[EXERCISE OBJECTIVE] Every record should be repeated exactly, except that pictures are left out.
────────────────────────────────────────
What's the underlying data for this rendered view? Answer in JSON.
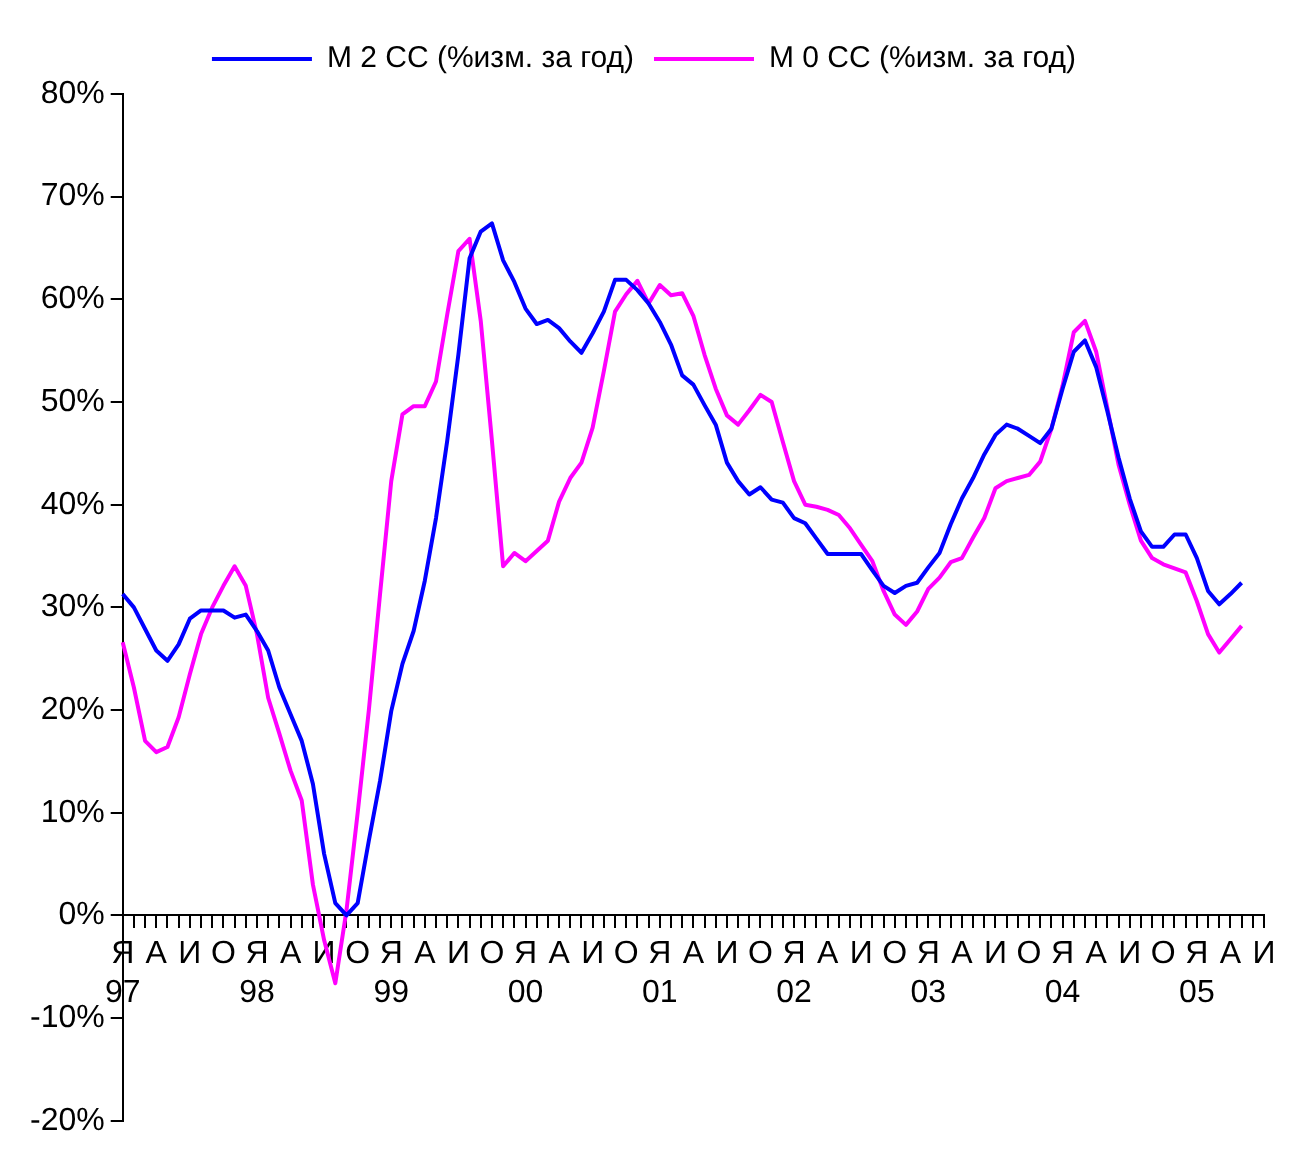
{
  "chart_data": {
    "type": "line",
    "categories": [
      "Я\n97",
      null,
      null,
      "А",
      null,
      null,
      "И",
      null,
      null,
      "О",
      null,
      null,
      "Я\n98",
      null,
      null,
      "А",
      null,
      null,
      "И",
      null,
      null,
      "О",
      null,
      null,
      "Я\n99",
      null,
      null,
      "А",
      null,
      null,
      "И",
      null,
      null,
      "О",
      null,
      null,
      "Я\n00",
      null,
      null,
      "А",
      null,
      null,
      "И",
      null,
      null,
      "О",
      null,
      null,
      "Я\n01",
      null,
      null,
      "А",
      null,
      null,
      "И",
      null,
      null,
      "О",
      null,
      null,
      "Я\n02",
      null,
      null,
      "А",
      null,
      null,
      "И",
      null,
      null,
      "О",
      null,
      null,
      "Я\n03",
      null,
      null,
      "А",
      null,
      null,
      "И",
      null,
      null,
      "О",
      null,
      null,
      "Я\n04",
      null,
      null,
      "А",
      null,
      null,
      "И",
      null,
      null,
      "О",
      null,
      null,
      "Я\n05",
      null,
      null,
      "А",
      null,
      null,
      "И"
    ],
    "series": [
      {
        "name": "M 2 CC (%изм. за год)",
        "color": "#0000ff",
        "values": [
          31.3,
          30.0,
          27.9,
          25.8,
          24.8,
          26.4,
          28.9,
          29.7,
          29.7,
          29.7,
          29.0,
          29.3,
          27.7,
          25.8,
          22.2,
          19.6,
          17.0,
          12.8,
          6.0,
          1.2,
          0,
          1.2,
          7.3,
          13.1,
          19.9,
          24.5,
          27.7,
          32.6,
          38.7,
          46.2,
          54.6,
          64.0,
          66.6,
          67.4,
          63.8,
          61.7,
          59.1,
          57.6,
          58.0,
          57.2,
          55.9,
          54.8,
          56.7,
          58.8,
          61.9,
          61.9,
          60.9,
          59.6,
          57.8,
          55.6,
          52.6,
          51.7,
          49.7,
          47.8,
          44.1,
          42.3,
          41.0,
          41.7,
          40.5,
          40.2,
          38.7,
          38.2,
          36.7,
          35.2,
          35.2,
          35.2,
          35.2,
          33.6,
          32.1,
          31.4,
          32.1,
          32.4,
          33.9,
          35.3,
          38.1,
          40.6,
          42.6,
          44.9,
          46.8,
          47.8,
          47.4,
          46.7,
          46.0,
          47.4,
          51.3,
          54.9,
          56.0,
          53.4,
          49.1,
          44.6,
          40.6,
          37.4,
          35.9,
          35.9,
          37.1,
          37.1,
          34.8,
          31.6,
          30.3,
          31.3,
          32.4,
          null,
          null
        ]
      },
      {
        "name": "M 0 CC (%изм. за год)",
        "color": "#ff00ff",
        "values": [
          26.6,
          22.2,
          17.0,
          15.9,
          16.4,
          19.3,
          23.5,
          27.4,
          30.0,
          32.1,
          34.0,
          32.1,
          27.4,
          21.2,
          17.7,
          14.1,
          11.2,
          3.0,
          -2.4,
          -6.6,
          0.5,
          10.0,
          20.0,
          31.3,
          42.3,
          48.8,
          49.6,
          49.6,
          52.0,
          58.5,
          64.7,
          65.9,
          57.9,
          46.2,
          34.0,
          35.3,
          34.5,
          35.5,
          36.5,
          40.3,
          42.6,
          44.1,
          47.5,
          53.0,
          58.8,
          60.5,
          61.8,
          59.6,
          61.4,
          60.4,
          60.6,
          58.4,
          54.6,
          51.3,
          48.7,
          47.8,
          49.2,
          50.7,
          50.0,
          46.1,
          42.3,
          40.0,
          39.8,
          39.5,
          39.0,
          37.7,
          36.1,
          34.5,
          31.6,
          29.3,
          28.3,
          29.6,
          31.8,
          32.9,
          34.4,
          34.8,
          36.8,
          38.7,
          41.6,
          42.3,
          42.6,
          42.9,
          44.2,
          47.4,
          51.6,
          56.8,
          57.9,
          54.9,
          49.4,
          43.9,
          40.0,
          36.5,
          34.8,
          34.2,
          33.8,
          33.4,
          30.6,
          27.4,
          25.6,
          26.9,
          28.2,
          null,
          null
        ]
      }
    ],
    "ylim": [
      -20,
      80
    ],
    "yticks": [
      {
        "value": -20,
        "label": "-20%"
      },
      {
        "value": -10,
        "label": "-10%"
      },
      {
        "value": 0,
        "label": "0%"
      },
      {
        "value": 10,
        "label": "10%"
      },
      {
        "value": 20,
        "label": "20%"
      },
      {
        "value": 30,
        "label": "30%"
      },
      {
        "value": 40,
        "label": "40%"
      },
      {
        "value": 50,
        "label": "50%"
      },
      {
        "value": 60,
        "label": "60%"
      },
      {
        "value": 70,
        "label": "70%"
      },
      {
        "value": 80,
        "label": "80%"
      }
    ],
    "legend": "top",
    "marker": "none",
    "line_style": "solid"
  }
}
────────────────────────────────────────
[FINAL RESULT]
What's the underlying data for this rendered view? Answer in JSON.
{
  "chart_data": {
    "type": "line",
    "categories": [
      "Я\n97",
      null,
      null,
      "А",
      null,
      null,
      "И",
      null,
      null,
      "О",
      null,
      null,
      "Я\n98",
      null,
      null,
      "А",
      null,
      null,
      "И",
      null,
      null,
      "О",
      null,
      null,
      "Я\n99",
      null,
      null,
      "А",
      null,
      null,
      "И",
      null,
      null,
      "О",
      null,
      null,
      "Я\n00",
      null,
      null,
      "А",
      null,
      null,
      "И",
      null,
      null,
      "О",
      null,
      null,
      "Я\n01",
      null,
      null,
      "А",
      null,
      null,
      "И",
      null,
      null,
      "О",
      null,
      null,
      "Я\n02",
      null,
      null,
      "А",
      null,
      null,
      "И",
      null,
      null,
      "О",
      null,
      null,
      "Я\n03",
      null,
      null,
      "А",
      null,
      null,
      "И",
      null,
      null,
      "О",
      null,
      null,
      "Я\n04",
      null,
      null,
      "А",
      null,
      null,
      "И",
      null,
      null,
      "О",
      null,
      null,
      "Я\n05",
      null,
      null,
      "А",
      null,
      null,
      "И"
    ],
    "series": [
      {
        "name": "M 2 CC (%изм. за год)",
        "color": "#0000ff",
        "values": [
          31.3,
          30.0,
          27.9,
          25.8,
          24.8,
          26.4,
          28.9,
          29.7,
          29.7,
          29.7,
          29.0,
          29.3,
          27.7,
          25.8,
          22.2,
          19.6,
          17.0,
          12.8,
          6.0,
          1.2,
          0,
          1.2,
          7.3,
          13.1,
          19.9,
          24.5,
          27.7,
          32.6,
          38.7,
          46.2,
          54.6,
          64.0,
          66.6,
          67.4,
          63.8,
          61.7,
          59.1,
          57.6,
          58.0,
          57.2,
          55.9,
          54.8,
          56.7,
          58.8,
          61.9,
          61.9,
          60.9,
          59.6,
          57.8,
          55.6,
          52.6,
          51.7,
          49.7,
          47.8,
          44.1,
          42.3,
          41.0,
          41.7,
          40.5,
          40.2,
          38.7,
          38.2,
          36.7,
          35.2,
          35.2,
          35.2,
          35.2,
          33.6,
          32.1,
          31.4,
          32.1,
          32.4,
          33.9,
          35.3,
          38.1,
          40.6,
          42.6,
          44.9,
          46.8,
          47.8,
          47.4,
          46.7,
          46.0,
          47.4,
          51.3,
          54.9,
          56.0,
          53.4,
          49.1,
          44.6,
          40.6,
          37.4,
          35.9,
          35.9,
          37.1,
          37.1,
          34.8,
          31.6,
          30.3,
          31.3,
          32.4,
          null,
          null
        ]
      },
      {
        "name": "M 0 CC (%изм. за год)",
        "color": "#ff00ff",
        "values": [
          26.6,
          22.2,
          17.0,
          15.9,
          16.4,
          19.3,
          23.5,
          27.4,
          30.0,
          32.1,
          34.0,
          32.1,
          27.4,
          21.2,
          17.7,
          14.1,
          11.2,
          3.0,
          -2.4,
          -6.6,
          0.5,
          10.0,
          20.0,
          31.3,
          42.3,
          48.8,
          49.6,
          49.6,
          52.0,
          58.5,
          64.7,
          65.9,
          57.9,
          46.2,
          34.0,
          35.3,
          34.5,
          35.5,
          36.5,
          40.3,
          42.6,
          44.1,
          47.5,
          53.0,
          58.8,
          60.5,
          61.8,
          59.6,
          61.4,
          60.4,
          60.6,
          58.4,
          54.6,
          51.3,
          48.7,
          47.8,
          49.2,
          50.7,
          50.0,
          46.1,
          42.3,
          40.0,
          39.8,
          39.5,
          39.0,
          37.7,
          36.1,
          34.5,
          31.6,
          29.3,
          28.3,
          29.6,
          31.8,
          32.9,
          34.4,
          34.8,
          36.8,
          38.7,
          41.6,
          42.3,
          42.6,
          42.9,
          44.2,
          47.4,
          51.6,
          56.8,
          57.9,
          54.9,
          49.4,
          43.9,
          40.0,
          36.5,
          34.8,
          34.2,
          33.8,
          33.4,
          30.6,
          27.4,
          25.6,
          26.9,
          28.2,
          null,
          null
        ]
      }
    ],
    "ylim": [
      -20,
      80
    ],
    "yticks": [
      {
        "value": -20,
        "label": "-20%"
      },
      {
        "value": -10,
        "label": "-10%"
      },
      {
        "value": 0,
        "label": "0%"
      },
      {
        "value": 10,
        "label": "10%"
      },
      {
        "value": 20,
        "label": "20%"
      },
      {
        "value": 30,
        "label": "30%"
      },
      {
        "value": 40,
        "label": "40%"
      },
      {
        "value": 50,
        "label": "50%"
      },
      {
        "value": 60,
        "label": "60%"
      },
      {
        "value": 70,
        "label": "70%"
      },
      {
        "value": 80,
        "label": "80%"
      }
    ],
    "legend": "top",
    "marker": "none",
    "line_style": "solid"
  }
}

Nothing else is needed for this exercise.